> PROBLEM REQUIREMENTS
Repeat every record below exactly, leaving out the pictures.
◆ ◆ ◆ ◆ ◆
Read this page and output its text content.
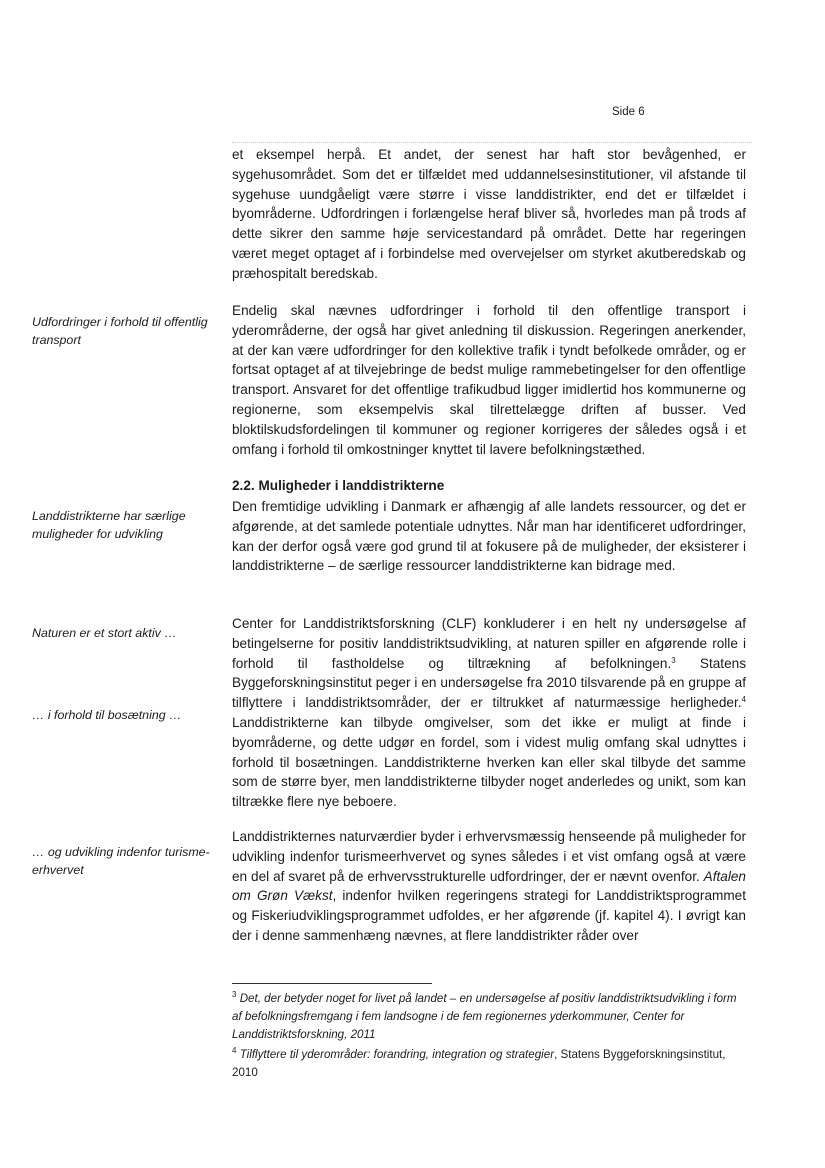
Side 6
Udfordringer i forhold til offentlig transport
Landdistrikterne har særlige muligheder for udvikling
Naturen er et stort aktiv …
… i forhold til bosætning …
… og udvikling indenfor turisme-erhvervet

et eksempel herpå. Et andet, der senest har haft stor bevågenhed, er sygehusområdet. Som det er tilfældet med uddannelsesinstitutioner, vil afstande til sygehuse uundgåeligt være større i visse landdistrikter, end det er tilfældet i byområderne. Udfordringen i forlængelse heraf bliver så, hvorledes man på trods af dette sikrer den samme høje servicestandard på området. Dette har regeringen været meget optaget af i forbindelse med overvejelser om styrket akutberedskab og præhospitalt beredskab.

Endelig skal nævnes udfordringer i forhold til den offentlige transport i yderområderne, der også har givet anledning til diskussion. Regeringen anerkender, at der kan være udfordringer for den kollektive trafik i tyndt befolkede områder, og er fortsat optaget af at tilvejebringe de bedst mulige rammebetingelser for den offentlige transport. Ansvaret for det offentlige trafikudbud ligger imidlertid hos kommunerne og regionerne, som eksempelvis skal tilrettelægge driften af busser. Ved bloktilskudsfordelingen til kommuner og regioner korrigeres der således også i et omfang i forhold til omkostninger knyttet til lavere befolkningstæthed.

2.2. Muligheder i landdistrikterne

Den fremtidige udvikling i Danmark er afhængig af alle landets ressourcer, og det er afgørende, at det samlede potentiale udnyttes. Når man har identificeret udfordringer, kan der derfor også være god grund til at fokusere på de muligheder, der eksisterer i landdistrikterne – de særlige ressourcer landdistrikterne kan bidrage med.

Center for Landdistriktsforskning (CLF) konkluderer i en helt ny undersøgelse af betingelserne for positiv landdistriktsudvikling, at naturen spiller en afgørende rolle i forhold til fastholdelse og tiltrækning af befolkningen.$^3$ Statens Byggeforskningsinstitut peger i en undersøgelse fra 2010 tilsvarende på en gruppe af tilflyttere i landdistriktsområder, der er tiltrukket af naturmæssige herligheder.$^4$ Landdistrikterne kan tilbyde omgivelser, som det ikke er muligt at finde i byområderne, og dette udgør en fordel, som i videst mulig omfang skal udnyttes i forhold til bosætningen. Landdistrikterne hverken kan eller skal tilbyde det samme som de større byer, men landdistrikterne tilbyder noget anderledes og unikt, som kan tiltrække flere nye beboere.

Landdistrikternes naturværdier byder i erhvervsmæssig henseende på muligheder for udvikling indenfor turismeerhvervet og synes således i et vist omfang også at være en del af svaret på de erhvervsstrukturelle udfordringer, der er nævnt ovenfor. Aftalen om Grøn Vækst, indenfor hvilken regeringens strategi for Landdistriktsprogrammet og Fiskeriudviklingsprogrammet udfoldes, er her afgørende (jf. kapitel 4). I øvrigt kan der i denne sammenhæng nævnes, at flere landdistrikter råder over

$^3$ Det, der betyder noget for livet på landet – en undersøgelse af positiv landdistriktsudvikling i form af befolkningsfremgang i fem landsogne i de fem regionernes yderkommuner, Center for Landdistriktsforskning, 2011

$^4$ Tilflyttere til yderområder: forandring, integration og strategier, Statens Byggeforskningsinstitut, 2010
◆ ◆ ◆ ◆ ◆
> SOLUTION TO THIS EXERCISE
Read this page and output its text content.
Side 6
Udfordringer i forhold til offentlig transport
Landdistrikterne har særlige muligheder for udvikling
Naturen er et stort aktiv …
… i forhold til bosætning …
… og udvikling indenfor turisme-erhvervet

et eksempel herpå. Et andet, der senest har haft stor bevågenhed, er sygehusområdet. Som det er tilfældet med uddannelsesinstitutioner, vil afstande til sygehuse uundgåeligt være større i visse landdistrikter, end det er tilfældet i byområderne. Udfordringen i forlængelse heraf bliver så, hvorledes man på trods af dette sikrer den samme høje servicestandard på området. Dette har regeringen været meget optaget af i forbindelse med overvejelser om styrket akutberedskab og præhospitalt beredskab.

Endelig skal nævnes udfordringer i forhold til den offentlige transport i yderområderne, der også har givet anledning til diskussion. Regeringen anerkender, at der kan være udfordringer for den kollektive trafik i tyndt befolkede områder, og er fortsat optaget af at tilvejebringe de bedst mulige rammebetingelser for den offentlige transport. Ansvaret for det offentlige trafikudbud ligger imidlertid hos kommunerne og regionerne, som eksempelvis skal tilrettelægge driften af busser. Ved bloktilskudsfordelingen til kommuner og regioner korrigeres der således også i et omfang i forhold til omkostninger knyttet til lavere befolkningstæthed.

2.2. Muligheder i landdistrikterne

Den fremtidige udvikling i Danmark er afhængig af alle landets ressourcer, og det er afgørende, at det samlede potentiale udnyttes. Når man har identificeret udfordringer, kan der derfor også være god grund til at fokusere på de muligheder, der eksisterer i landdistrikterne – de særlige ressourcer landdistrikterne kan bidrage med.

Center for Landdistriktsforskning (CLF) konkluderer i en helt ny undersøgelse af betingelserne for positiv landdistriktsudvikling, at naturen spiller en afgørende rolle i forhold til fastholdelse og tiltrækning af befolkningen.$^3$ Statens Byggeforskningsinstitut peger i en undersøgelse fra 2010 tilsvarende på en gruppe af tilflyttere i landdistriktsområder, der er tiltrukket af naturmæssige herligheder.$^4$ Landdistrikterne kan tilbyde omgivelser, som det ikke er muligt at finde i byområderne, og dette udgør en fordel, som i videst mulig omfang skal udnyttes i forhold til bosætningen. Landdistrikterne hverken kan eller skal tilbyde det samme som de større byer, men landdistrikterne tilbyder noget anderledes og unikt, som kan tiltrække flere nye beboere.

Landdistrikternes naturværdier byder i erhvervsmæssig henseende på muligheder for udvikling indenfor turismeerhvervet og synes således i et vist omfang også at være en del af svaret på de erhvervsstrukturelle udfordringer, der er nævnt ovenfor. Aftalen om Grøn Vækst, indenfor hvilken regeringens strategi for Landdistriktsprogrammet og Fiskeriudviklingsprogrammet udfoldes, er her afgørende (jf. kapitel 4). I øvrigt kan der i denne sammenhæng nævnes, at flere landdistrikter råder over

$^3$ Det, der betyder noget for livet på landet – en undersøgelse af positiv landdistriktsudvikling i form af befolkningsfremgang i fem landsogne i de fem regionernes yderkommuner, Center for Landdistriktsforskning, 2011

$^4$ Tilflyttere til yderområder: forandring, integration og strategier, Statens Byggeforskningsinstitut, 2010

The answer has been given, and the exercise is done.